**What to work on**
Gather all lines containing the string "Akcje" and copy them out.

——————

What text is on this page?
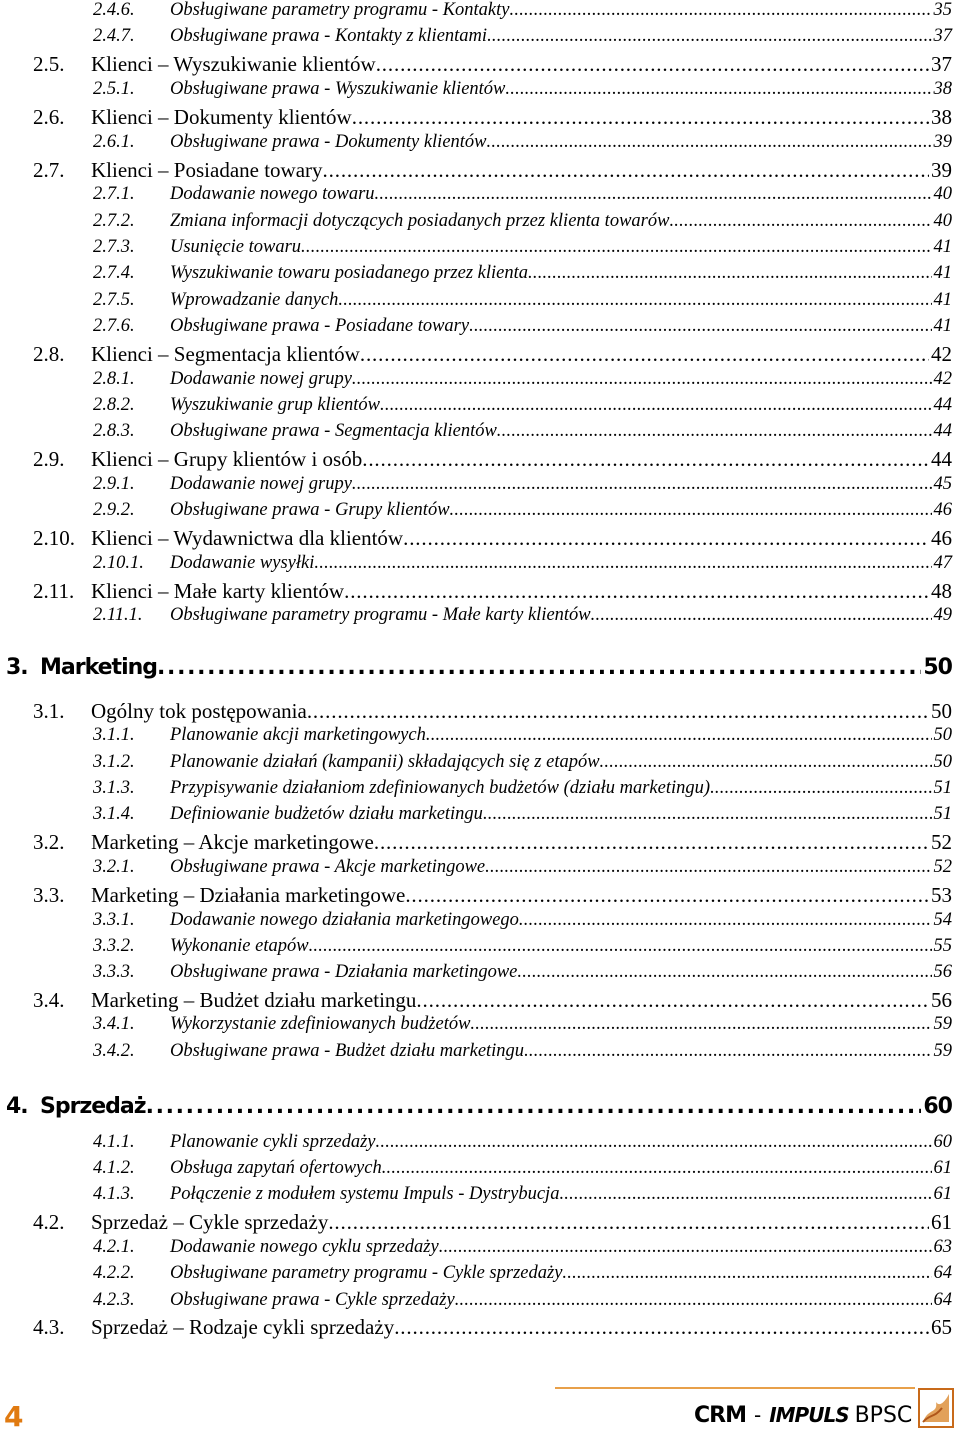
2.4.6.	Obsługiwane parametry programu - Kontakty . . .	35
2.4.7.	Obsługiwane prawa - Kontakty z klientami . . .	37
2.5.	Klienci – Wyszukiwanie klientów . . .	37
2.5.1.	Obsługiwane prawa - Wyszukiwanie klientów . . .	38
2.6.	Klienci – Dokumenty klientów . . .	38
2.6.1.	Obsługiwane prawa - Dokumenty klientów . . .	39
2.7.	Klienci – Posiadane towary . . .	39
2.7.1.	Dodawanie nowego towaru . . .	40
2.7.2.	Zmiana informacji dotyczących posiadanych przez klienta towarów . . .	40
2.7.3.	Usunięcie towaru . . .	41
2.7.4.	Wyszukiwanie towaru posiadanego przez klienta . . .	41
2.7.5.	Wprowadzanie danych . . .	41
2.7.6.	Obsługiwane prawa - Posiadane towary . . .	41
2.8.	Klienci – Segmentacja klientów . . .	42
2.8.1.	Dodawanie nowej grupy . . .	42
2.8.2.	Wyszukiwanie grup klientów . . .	44
2.8.3.	Obsługiwane prawa - Segmentacja klientów . . .	44
2.9.	Klienci – Grupy klientów i osób . . .	44
2.9.1.	Dodawanie nowej grupy . . .	45
2.9.2.	Obsługiwane prawa - Grupy klientów . . .	46
2.10. Klienci – Wydawnictwa dla klientów . . .	46
2.10.1.	Dodawanie wysyłki . . .	47
2.11. Klienci – Małe karty klientów . . .	48
2.11.1.	Obsługiwane parametry programu - Małe karty klientów . . .	49
3. Marketing . . .	50
3.1.	Ogólny tok postępowania . . .	50
3.1.1.	Planowanie akcji marketingowych . . .	50
3.1.2.	Planowanie działań (kampanii) składających się z etapów . . .	50
3.1.3.	Przypisywanie działaniom zdefiniowanych budżetów (działu marketingu) . . .	51
3.1.4.	Definiowanie budżetów działu marketingu . . .	51
3.2.	Marketing – Akcje marketingowe . . .	52
3.2.1.	Obsługiwane prawa - Akcje marketingowe . . .	52
3.3.	Marketing – Działania marketingowe . . .	53
3.3.1.	Dodawanie nowego działania marketingowego . . .	54
3.3.2.	Wykonanie etapów . . .	55
3.3.3.	Obsługiwane prawa - Działania marketingowe . . .	56
3.4.	Marketing – Budżet działu marketingu . . .	56
3.4.1.	Wykorzystanie zdefiniowanych budżetów . . .	59
3.4.2.	Obsługiwane prawa - Budżet działu marketingu . . .	59
4. Sprzedaż . . .	60
4.1.1.	Planowanie cykli sprzedaży . . .	60
4.1.2.	Obsługa zapytań ofertowych . . .	61
4.1.3.	Połączenie z modułem systemu Impuls - Dystrybucja . . .	61
4.2.	Sprzedaż – Cykle sprzedaży . . .	61
4.2.1.	Dodawanie nowego cyklu sprzedaży . . .	63
4.2.2.	Obsługiwane parametry programu - Cykle sprzedaży . . .	64
4.2.3.	Obsługiwane prawa - Cykle sprzedaży . . .	64
4.3.	Sprzedaż – Rodzaje cykli sprzedaży . . .	65
4	CRM - IMPULS BPSC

——————

**Final result**
3.2.	Marketing – Akcje marketingowe . . .	52
3.2.1.	Obsługiwane prawa - Akcje marketingowe . . .	52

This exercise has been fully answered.